EXERCISE INSTRUCTIONS: Where a line contains the string "band", copy that line.

--- begin LISTED ENTRIES ---

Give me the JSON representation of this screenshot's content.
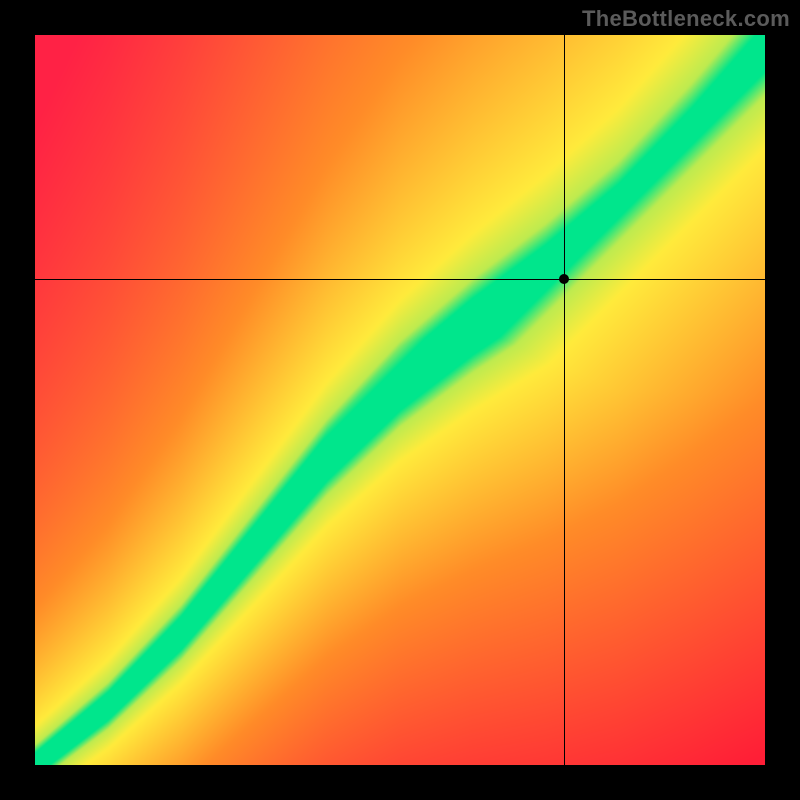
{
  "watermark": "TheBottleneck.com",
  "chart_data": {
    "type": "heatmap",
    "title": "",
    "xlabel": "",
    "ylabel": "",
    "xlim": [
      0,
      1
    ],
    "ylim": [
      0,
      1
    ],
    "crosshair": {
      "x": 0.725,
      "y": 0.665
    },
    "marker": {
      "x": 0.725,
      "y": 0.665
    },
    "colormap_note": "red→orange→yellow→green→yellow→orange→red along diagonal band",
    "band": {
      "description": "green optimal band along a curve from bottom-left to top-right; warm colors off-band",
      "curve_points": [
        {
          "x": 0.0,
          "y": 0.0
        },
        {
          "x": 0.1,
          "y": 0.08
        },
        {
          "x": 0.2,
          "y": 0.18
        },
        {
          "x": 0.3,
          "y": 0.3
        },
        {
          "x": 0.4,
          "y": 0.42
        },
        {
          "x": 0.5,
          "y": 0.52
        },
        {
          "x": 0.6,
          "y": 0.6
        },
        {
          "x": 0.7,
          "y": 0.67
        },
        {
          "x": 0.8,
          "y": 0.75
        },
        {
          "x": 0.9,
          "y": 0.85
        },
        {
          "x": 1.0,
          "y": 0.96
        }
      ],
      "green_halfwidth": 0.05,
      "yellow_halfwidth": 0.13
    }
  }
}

--- end LISTED ENTRIES ---

CORRECT OUTPUT:
    "colormap_note": "red→orange→yellow→green→yellow→orange→red along diagonal band",
    "band": {
      "description": "green optimal band along a curve from bottom-left to top-right; warm colors off-band",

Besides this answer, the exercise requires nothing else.